Exercise task: Produce a word-for-word copy of the listing below without its pictures.

** begin **

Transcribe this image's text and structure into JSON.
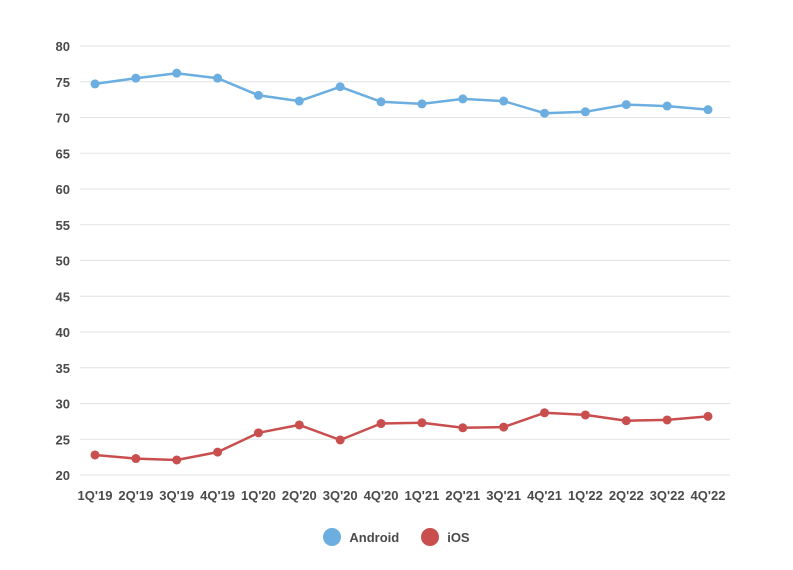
{
  "chart_data": {
    "type": "line",
    "categories": [
      "1Q'19",
      "2Q'19",
      "3Q'19",
      "4Q'19",
      "1Q'20",
      "2Q'20",
      "3Q'20",
      "4Q'20",
      "1Q'21",
      "2Q'21",
      "3Q'21",
      "4Q'21",
      "1Q'22",
      "2Q'22",
      "3Q'22",
      "4Q'22"
    ],
    "ylim": [
      20,
      80
    ],
    "yticks": [
      20,
      25,
      30,
      35,
      40,
      45,
      50,
      55,
      60,
      65,
      70,
      75,
      80
    ],
    "grid": true,
    "legend_position": "bottom-center",
    "series": [
      {
        "name": "Android",
        "color": "#6baedf",
        "values": [
          74.7,
          75.5,
          76.2,
          75.5,
          73.1,
          72.3,
          74.3,
          72.2,
          71.9,
          72.6,
          72.3,
          70.6,
          70.8,
          71.8,
          71.6,
          71.1
        ]
      },
      {
        "name": "iOS",
        "color": "#c94f4f",
        "values": [
          22.8,
          22.3,
          22.1,
          23.2,
          25.9,
          27.0,
          24.9,
          27.2,
          27.3,
          26.6,
          26.7,
          28.7,
          28.4,
          27.6,
          27.7,
          28.2
        ]
      }
    ]
  }
}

** end **

Task output:
Transcribe this image's text and structure into JSON.
{
  "chart_data": {
    "type": "line",
    "categories": [
      "1Q'19",
      "2Q'19",
      "3Q'19",
      "4Q'19",
      "1Q'20",
      "2Q'20",
      "3Q'20",
      "4Q'20",
      "1Q'21",
      "2Q'21",
      "3Q'21",
      "4Q'21",
      "1Q'22",
      "2Q'22",
      "3Q'22",
      "4Q'22"
    ],
    "ylim": [
      20,
      80
    ],
    "yticks": [
      20,
      25,
      30,
      35,
      40,
      45,
      50,
      55,
      60,
      65,
      70,
      75,
      80
    ],
    "grid": true,
    "legend_position": "bottom-center",
    "series": [
      {
        "name": "Android",
        "color": "#6baedf",
        "values": [
          74.7,
          75.5,
          76.2,
          75.5,
          73.1,
          72.3,
          74.3,
          72.2,
          71.9,
          72.6,
          72.3,
          70.6,
          70.8,
          71.8,
          71.6,
          71.1
        ]
      },
      {
        "name": "iOS",
        "color": "#c94f4f",
        "values": [
          22.8,
          22.3,
          22.1,
          23.2,
          25.9,
          27.0,
          24.9,
          27.2,
          27.3,
          26.6,
          26.7,
          28.7,
          28.4,
          27.6,
          27.7,
          28.2
        ]
      }
    ]
  }
}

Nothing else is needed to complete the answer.